Task instructions ::
From the first line to the last, output the records exactly and drop any images.

Dataset records ::
=-=-=-=-=

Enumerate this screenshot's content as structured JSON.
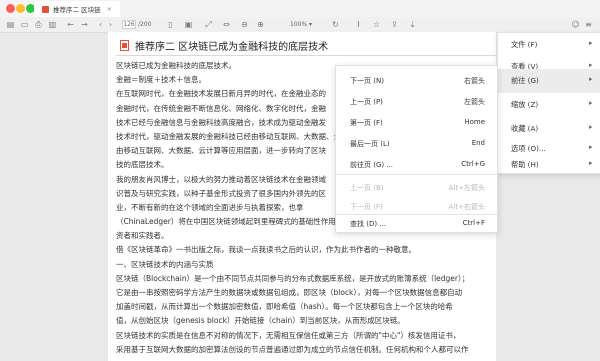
{
  "window": {
    "tab_title": "推荐序二 区块链",
    "tab_close": "×"
  },
  "toolbar": {
    "page_current": "126",
    "page_total": "/200",
    "zoom": "100% ▾"
  },
  "document": {
    "heading": "推荐序二 区块链已成为金融科技的底层技术",
    "lines": [
      "区块链已成为金融科技的底层技术。",
      "金融＝制度＋技术＋信息。",
      "在互联网时代，在金融技术发展日新月异的时代，在金融业态的",
      "金融时代，在传统金融不断信息化、网络化、数字化时代，金融",
      "技术已经与金融信息与金融科技高度融合，技术成为驱动金融发",
      "技术时代，驱动金融发展的金融科技已经由移动互联网、大数据、云",
      "由移动互联网、大数据、云计算等应用层面，进一步转向了区块",
      "技的底层技术。",
      "我的朋友肖风博士，以极大的努力推动着区块链技术在金融领域",
      "识普及与研究实践，以种子基金形式投资了很多国内外领先的区",
      "业，不断有新的在这个领域的全面进步与执着探索，也拿",
      "（ChinaLedger）将在中国区块链领域起到里程碑式的基础性作用",
      "资者和实践者。",
      "借《区块链革命》一书出版之际，我谈一点我读书之后的认识，作为此书作者的一种敬意。",
      "一、区块链技术的内涵与实质",
      "区块链（Blockchain）是一个由不同节点共同参与的分布式数据库系统，是开放式的账簿系统（ledger）；",
      "它是由一串按照密码学方法产生的数据块或数据包组成，即区块（block），对每一个区块数据信息都自动",
      "加盖时间戳，从而计算出一个数据加密数值，即哈希值（hash）。每一个区块都包含上一个区块的哈希",
      "值，从创始区块（genesis block）开始链接（chain）到当前区块，从而形成区块链。",
      "区块链技术的实质是在信息不对称的情况下，无需相互保信任或第三方（所谓的\"中心\"）核发信用证书，",
      "采用基于互联网大数据的加密算法创设的节点普遍通过即为成立的节点信任机制。任何机构和个人都可以作"
    ]
  },
  "menu": {
    "items": [
      {
        "label": "文件 (F)",
        "arrow": "▸"
      },
      {
        "label": "查看 (V)",
        "arrow": "▸"
      },
      {
        "label": "前往 (G)",
        "arrow": "▸"
      },
      {
        "label": "缩放 (Z)",
        "arrow": "▸"
      },
      {
        "label": "收藏 (A)",
        "arrow": "▸"
      },
      {
        "label": "选项 (O)...",
        "arrow": "▸"
      },
      {
        "label": "帮助 (H)",
        "arrow": "▸"
      }
    ]
  },
  "submenu": {
    "items": [
      {
        "label": "下一页 (N)",
        "shortcut": "右箭头"
      },
      {
        "label": "上一页 (P)",
        "shortcut": "左箭头"
      },
      {
        "label": "第一页 (F)",
        "shortcut": "Home"
      },
      {
        "label": "最后一页 (L)",
        "shortcut": "End"
      },
      {
        "label": "前往页 (G) ...",
        "shortcut": "Ctrl+G"
      },
      {
        "label": "上一页 (B)",
        "shortcut": "Alt+左箭头"
      },
      {
        "label": "下一页 (F)",
        "shortcut": "Alt+右箭头"
      },
      {
        "label": "查找 (D) ...",
        "shortcut": "Ctrl+F"
      }
    ]
  },
  "colors": {
    "accent": "#e0523c",
    "menu_highlight": "#ececec"
  }
}
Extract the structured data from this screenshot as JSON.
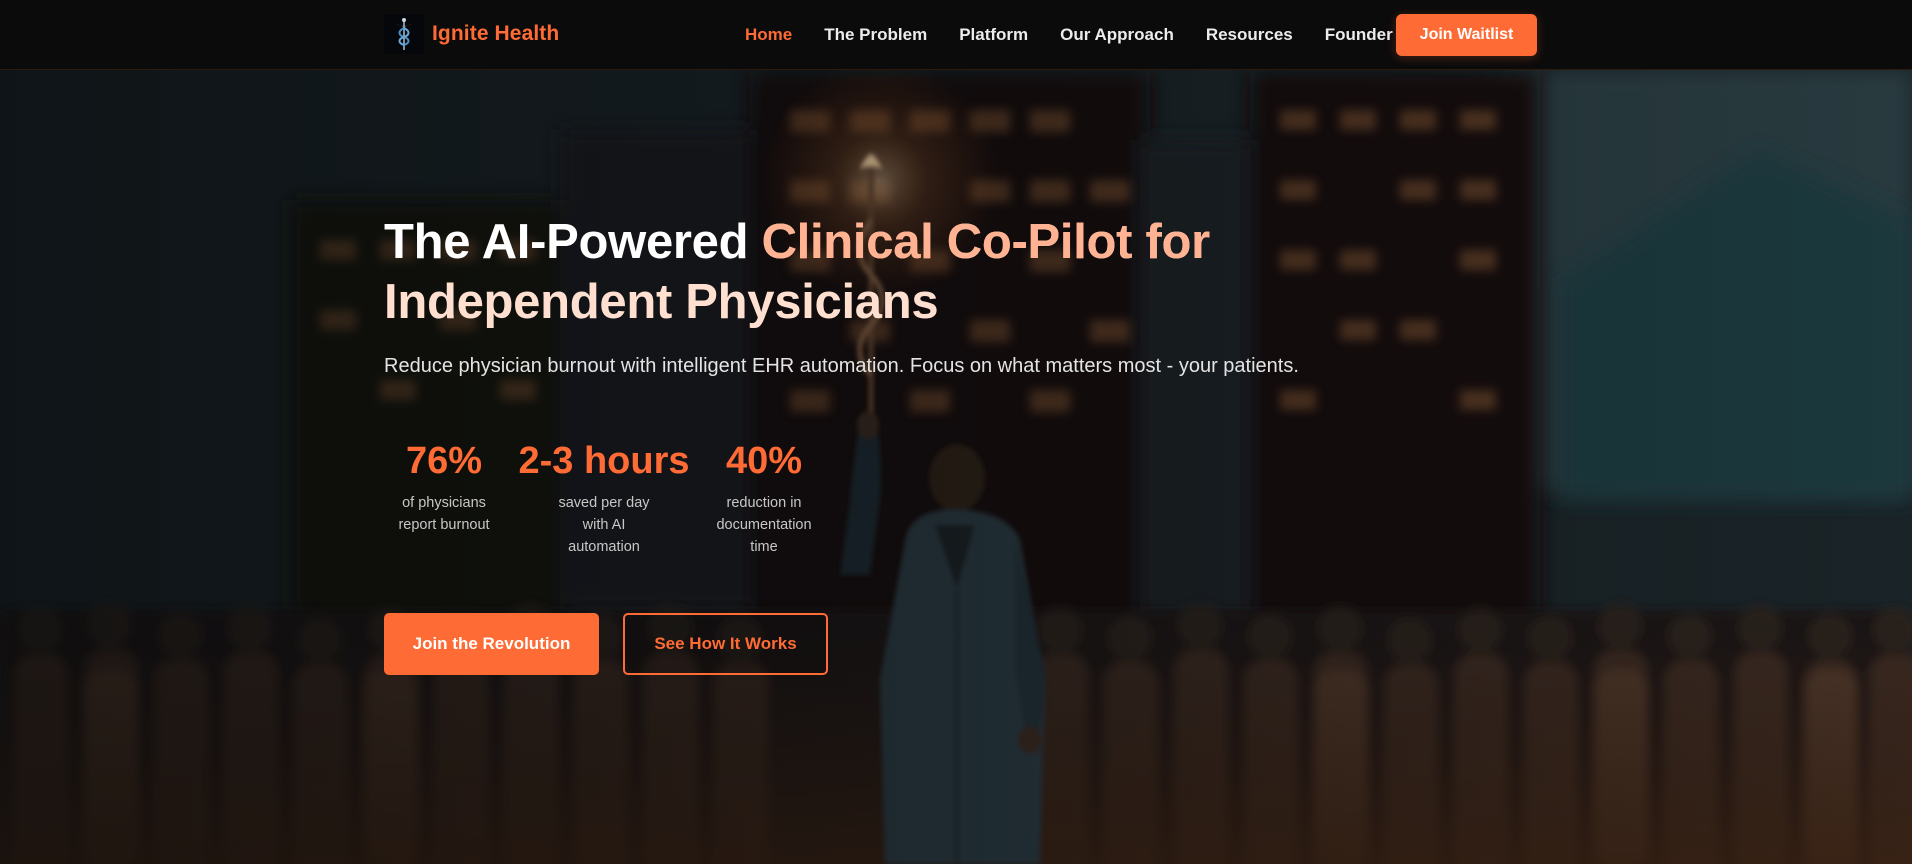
{
  "brand": {
    "name": "Ignite Health",
    "logo_icon": "caduceus-icon",
    "accent_color": "#ff6b35"
  },
  "nav": {
    "items": [
      {
        "label": "Home",
        "active": true
      },
      {
        "label": "The Problem",
        "active": false
      },
      {
        "label": "Platform",
        "active": false
      },
      {
        "label": "Our Approach",
        "active": false
      },
      {
        "label": "Resources",
        "active": false
      },
      {
        "label": "Founder",
        "active": false
      }
    ],
    "cta_label": "Join Waitlist"
  },
  "hero": {
    "headline_part1": "The AI-Powered ",
    "headline_part2": "Clinical Co-Pilot for",
    "headline_part3": "Independent Physicians",
    "subtitle": "Reduce physician burnout with intelligent EHR automation. Focus on what matters most - your patients.",
    "stats": [
      {
        "value": "76%",
        "label": "of physicians report burnout"
      },
      {
        "value": "2-3 hours",
        "label": "saved per day with AI automation"
      },
      {
        "value": "40%",
        "label": "reduction in documentation time"
      }
    ],
    "primary_cta": "Join the Revolution",
    "secondary_cta": "See How It Works"
  }
}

=-=-=-=-=

Result of this exercise ::
Enumerate this screenshot's content as structured JSON.
{
  "window": {
    "tab_title": "推荐序二 区块链",
    "tab_close": "×"
  },
  "toolbar": {
    "page_current": "126",
    "page_total": "/200",
    "zoom": "100% ▾"
  },
  "document": {
    "heading": "推荐序二 区块链已成为金融科技的底层技术",
    "lines": [
      "区块链已成为金融科技的底层技术。",
      "金融＝制度＋技术＋信息。",
      "在互联网时代，在金融技术发展日新月异的时代，在金融业态的",
      "金融时代，在传统金融不断信息化、网络化、数字化时代，金融",
      "技术已经与金融信息与金融科技高度融合，技术成为驱动金融发",
      "技术时代，驱动金融发展的金融科技已经由移动互联网、大数据、云",
      "由移动互联网、大数据、云计算等应用层面，进一步转向了区块",
      "技的底层技术。",
      "我的朋友肖风博士，以极大的努力推动着区块链技术在金融领域",
      "识普及与研究实践，以种子基金形式投资了很多国内外领先的区",
      "业，不断有新的在这个领域的全面进步与执着探索，也拿",
      "（ChinaLedger）将在中国区块链领域起到里程碑式的基础性作用",
      "资者和实践者。",
      "借《区块链革命》一书出版之际，我谈一点我读书之后的认识，作为此书作者的一种敬意。",
      "一、区块链技术的内涵与实质",
      "区块链（Blockchain）是一个由不同节点共同参与的分布式数据库系统，是开放式的账簿系统（ledger）；",
      "它是由一串按照密码学方法产生的数据块或数据包组成，即区块（block），对每一个区块数据信息都自动",
      "加盖时间戳，从而计算出一个数据加密数值，即哈希值（hash）。每一个区块都包含上一个区块的哈希",
      "值，从创始区块（genesis block）开始链接（chain）到当前区块，从而形成区块链。",
      "区块链技术的实质是在信息不对称的情况下，无需相互保信任或第三方（所谓的\"中心\"）核发信用证书，",
      "采用基于互联网大数据的加密算法创设的节点普遍通过即为成立的节点信任机制。任何机构和个人都可以作"
    ]
  },
  "menu": {
    "items": [
      {
        "label": "文件 (F)",
        "arrow": "▸"
      },
      {
        "label": "查看 (V)",
        "arrow": "▸"
      },
      {
        "label": "前往 (G)",
        "arrow": "▸"
      },
      {
        "label": "缩放 (Z)",
        "arrow": "▸"
      },
      {
        "label": "收藏 (A)",
        "arrow": "▸"
      },
      {
        "label": "选项 (O)...",
        "arrow": "▸"
      },
      {
        "label": "帮助 (H)",
        "arrow": "▸"
      }
    ]
  },
  "submenu": {
    "items": [
      {
        "label": "下一页 (N)",
        "shortcut": "右箭头"
      },
      {
        "label": "上一页 (P)",
        "shortcut": "左箭头"
      },
      {
        "label": "第一页 (F)",
        "shortcut": "Home"
      },
      {
        "label": "最后一页 (L)",
        "shortcut": "End"
      },
      {
        "label": "前往页 (G) ...",
        "shortcut": "Ctrl+G"
      },
      {
        "label": "上一页 (B)",
        "shortcut": "Alt+左箭头"
      },
      {
        "label": "下一页 (F)",
        "shortcut": "Alt+右箭头"
      },
      {
        "label": "查找 (D) ...",
        "shortcut": "Ctrl+F"
      }
    ]
  },
  "colors": {
    "accent": "#e0523c",
    "menu_highlight": "#ececec"
  }
}
Extract the structured data from this screenshot as JSON.
{
  "brand": {
    "name": "Ignite Health",
    "logo_icon": "caduceus-icon",
    "accent_color": "#ff6b35"
  },
  "nav": {
    "items": [
      {
        "label": "Home",
        "active": true
      },
      {
        "label": "The Problem",
        "active": false
      },
      {
        "label": "Platform",
        "active": false
      },
      {
        "label": "Our Approach",
        "active": false
      },
      {
        "label": "Resources",
        "active": false
      },
      {
        "label": "Founder",
        "active": false
      }
    ],
    "cta_label": "Join Waitlist"
  },
  "hero": {
    "headline_part1": "The AI-Powered ",
    "headline_part2": "Clinical Co-Pilot for",
    "headline_part3": "Independent Physicians",
    "subtitle": "Reduce physician burnout with intelligent EHR automation. Focus on what matters most - your patients.",
    "stats": [
      {
        "value": "76%",
        "label": "of physicians report burnout"
      },
      {
        "value": "2-3 hours",
        "label": "saved per day with AI automation"
      },
      {
        "value": "40%",
        "label": "reduction in documentation time"
      }
    ],
    "primary_cta": "Join the Revolution",
    "secondary_cta": "See How It Works"
  }
}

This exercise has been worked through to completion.